Written task.
Copy out the data below as written; omit any images.

--- start of Record list ---

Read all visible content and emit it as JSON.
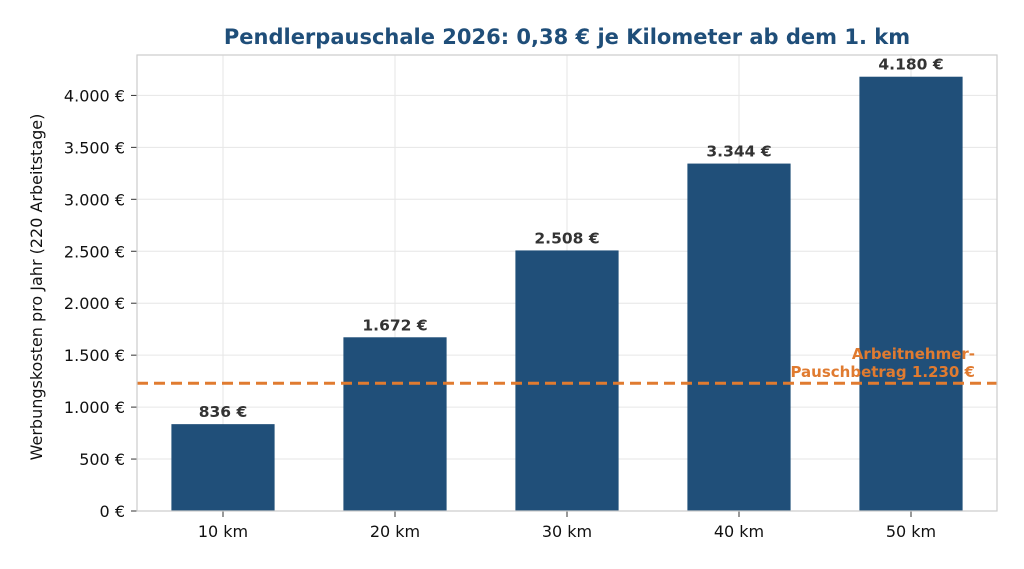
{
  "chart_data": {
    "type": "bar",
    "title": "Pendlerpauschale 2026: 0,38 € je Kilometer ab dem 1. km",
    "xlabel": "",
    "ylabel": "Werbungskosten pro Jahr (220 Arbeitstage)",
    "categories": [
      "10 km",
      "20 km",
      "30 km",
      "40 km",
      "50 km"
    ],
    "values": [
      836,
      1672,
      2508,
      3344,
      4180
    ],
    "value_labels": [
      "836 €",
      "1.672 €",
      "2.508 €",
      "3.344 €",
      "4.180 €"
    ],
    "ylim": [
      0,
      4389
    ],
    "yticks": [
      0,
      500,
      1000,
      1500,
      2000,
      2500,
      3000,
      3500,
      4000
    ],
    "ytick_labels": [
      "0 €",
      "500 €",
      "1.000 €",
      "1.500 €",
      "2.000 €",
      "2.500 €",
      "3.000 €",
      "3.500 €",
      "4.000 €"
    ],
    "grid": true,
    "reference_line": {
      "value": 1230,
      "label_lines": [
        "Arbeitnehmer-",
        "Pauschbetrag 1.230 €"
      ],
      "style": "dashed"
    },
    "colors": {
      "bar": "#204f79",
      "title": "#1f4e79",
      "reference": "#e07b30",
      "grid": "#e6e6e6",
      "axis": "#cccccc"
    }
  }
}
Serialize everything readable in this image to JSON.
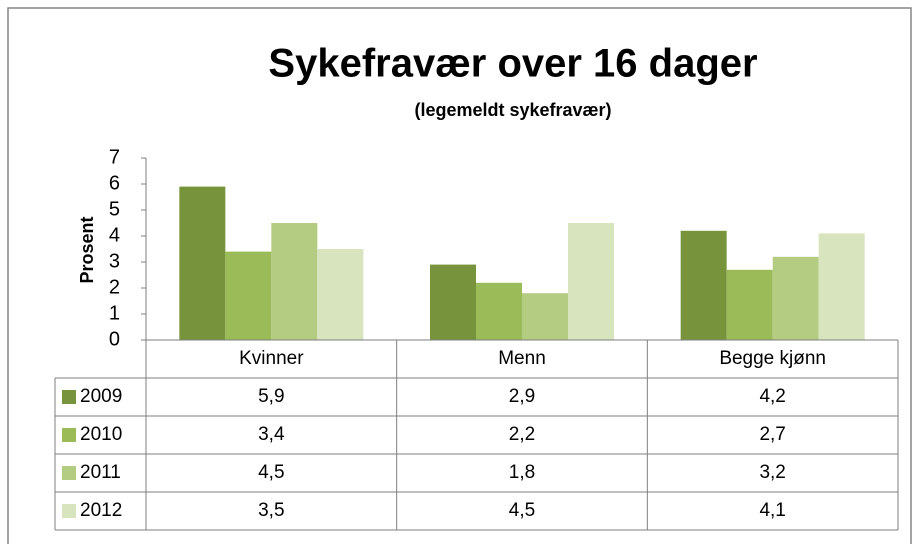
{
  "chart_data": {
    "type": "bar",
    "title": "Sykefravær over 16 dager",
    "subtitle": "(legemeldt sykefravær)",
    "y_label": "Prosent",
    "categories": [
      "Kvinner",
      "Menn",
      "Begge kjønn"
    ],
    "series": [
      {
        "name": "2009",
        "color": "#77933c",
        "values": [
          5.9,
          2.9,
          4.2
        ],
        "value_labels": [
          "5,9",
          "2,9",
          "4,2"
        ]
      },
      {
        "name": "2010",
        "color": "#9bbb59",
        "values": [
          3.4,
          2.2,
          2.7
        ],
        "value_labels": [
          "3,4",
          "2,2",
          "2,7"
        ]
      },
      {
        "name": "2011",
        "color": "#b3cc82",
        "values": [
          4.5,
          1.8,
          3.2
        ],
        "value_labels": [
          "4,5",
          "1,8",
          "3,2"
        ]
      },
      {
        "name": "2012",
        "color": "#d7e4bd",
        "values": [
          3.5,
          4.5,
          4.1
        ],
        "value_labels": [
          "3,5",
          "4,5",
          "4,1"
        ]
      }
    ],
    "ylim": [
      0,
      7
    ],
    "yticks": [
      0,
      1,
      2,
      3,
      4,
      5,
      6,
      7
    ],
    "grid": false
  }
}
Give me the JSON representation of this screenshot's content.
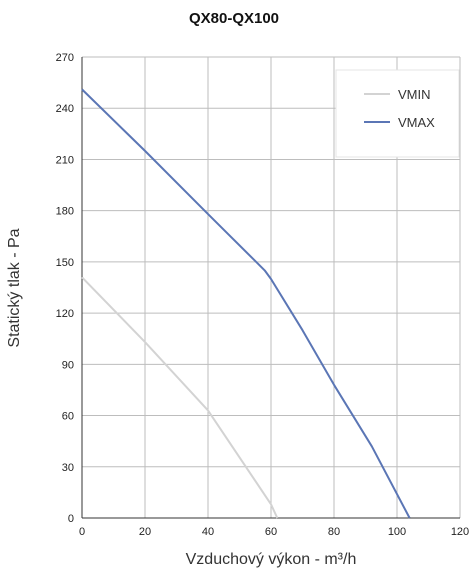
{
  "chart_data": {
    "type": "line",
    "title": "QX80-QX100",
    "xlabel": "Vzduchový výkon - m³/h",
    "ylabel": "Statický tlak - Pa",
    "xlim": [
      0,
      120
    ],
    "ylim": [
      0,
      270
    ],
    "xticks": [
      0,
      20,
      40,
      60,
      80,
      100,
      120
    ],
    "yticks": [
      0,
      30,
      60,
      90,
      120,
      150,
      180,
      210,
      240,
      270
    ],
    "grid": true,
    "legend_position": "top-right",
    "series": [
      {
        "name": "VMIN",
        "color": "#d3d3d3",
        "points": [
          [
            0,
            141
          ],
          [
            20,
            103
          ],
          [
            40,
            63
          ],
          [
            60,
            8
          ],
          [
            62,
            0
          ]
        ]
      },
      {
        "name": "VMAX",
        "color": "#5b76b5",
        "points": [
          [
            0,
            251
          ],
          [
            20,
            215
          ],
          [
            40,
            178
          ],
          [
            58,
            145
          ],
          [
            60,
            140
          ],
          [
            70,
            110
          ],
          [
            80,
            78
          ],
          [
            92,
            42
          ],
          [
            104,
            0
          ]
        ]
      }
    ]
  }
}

--- end of Record list ---

Finished answer.
Read all visible content and emit it as JSON.
{
  "chart_data": {
    "type": "bar",
    "title": "Pendlerpauschale 2026: 0,38 € je Kilometer ab dem 1. km",
    "xlabel": "",
    "ylabel": "Werbungskosten pro Jahr (220 Arbeitstage)",
    "categories": [
      "10 km",
      "20 km",
      "30 km",
      "40 km",
      "50 km"
    ],
    "values": [
      836,
      1672,
      2508,
      3344,
      4180
    ],
    "value_labels": [
      "836 €",
      "1.672 €",
      "2.508 €",
      "3.344 €",
      "4.180 €"
    ],
    "ylim": [
      0,
      4389
    ],
    "yticks": [
      0,
      500,
      1000,
      1500,
      2000,
      2500,
      3000,
      3500,
      4000
    ],
    "ytick_labels": [
      "0 €",
      "500 €",
      "1.000 €",
      "1.500 €",
      "2.000 €",
      "2.500 €",
      "3.000 €",
      "3.500 €",
      "4.000 €"
    ],
    "grid": true,
    "reference_line": {
      "value": 1230,
      "label_lines": [
        "Arbeitnehmer-",
        "Pauschbetrag 1.230 €"
      ],
      "style": "dashed"
    },
    "colors": {
      "bar": "#204f79",
      "title": "#1f4e79",
      "reference": "#e07b30",
      "grid": "#e6e6e6",
      "axis": "#cccccc"
    }
  }
}
Serialize everything readable in this image to JSON.
{
  "chart_data": {
    "type": "bar",
    "title": "Sykefravær over 16 dager",
    "subtitle": "(legemeldt sykefravær)",
    "y_label": "Prosent",
    "categories": [
      "Kvinner",
      "Menn",
      "Begge kjønn"
    ],
    "series": [
      {
        "name": "2009",
        "color": "#77933c",
        "values": [
          5.9,
          2.9,
          4.2
        ],
        "value_labels": [
          "5,9",
          "2,9",
          "4,2"
        ]
      },
      {
        "name": "2010",
        "color": "#9bbb59",
        "values": [
          3.4,
          2.2,
          2.7
        ],
        "value_labels": [
          "3,4",
          "2,2",
          "2,7"
        ]
      },
      {
        "name": "2011",
        "color": "#b3cc82",
        "values": [
          4.5,
          1.8,
          3.2
        ],
        "value_labels": [
          "4,5",
          "1,8",
          "3,2"
        ]
      },
      {
        "name": "2012",
        "color": "#d7e4bd",
        "values": [
          3.5,
          4.5,
          4.1
        ],
        "value_labels": [
          "3,5",
          "4,5",
          "4,1"
        ]
      }
    ],
    "ylim": [
      0,
      7
    ],
    "yticks": [
      0,
      1,
      2,
      3,
      4,
      5,
      6,
      7
    ],
    "grid": false
  }
}
Give me the JSON representation of this screenshot's content.
{
  "chart_data": {
    "type": "line",
    "title": "QX80-QX100",
    "xlabel": "Vzduchový výkon - m³/h",
    "ylabel": "Statický tlak - Pa",
    "xlim": [
      0,
      120
    ],
    "ylim": [
      0,
      270
    ],
    "xticks": [
      0,
      20,
      40,
      60,
      80,
      100,
      120
    ],
    "yticks": [
      0,
      30,
      60,
      90,
      120,
      150,
      180,
      210,
      240,
      270
    ],
    "grid": true,
    "legend_position": "top-right",
    "series": [
      {
        "name": "VMIN",
        "color": "#d3d3d3",
        "points": [
          [
            0,
            141
          ],
          [
            20,
            103
          ],
          [
            40,
            63
          ],
          [
            60,
            8
          ],
          [
            62,
            0
          ]
        ]
      },
      {
        "name": "VMAX",
        "color": "#5b76b5",
        "points": [
          [
            0,
            251
          ],
          [
            20,
            215
          ],
          [
            40,
            178
          ],
          [
            58,
            145
          ],
          [
            60,
            140
          ],
          [
            70,
            110
          ],
          [
            80,
            78
          ],
          [
            92,
            42
          ],
          [
            104,
            0
          ]
        ]
      }
    ]
  }
}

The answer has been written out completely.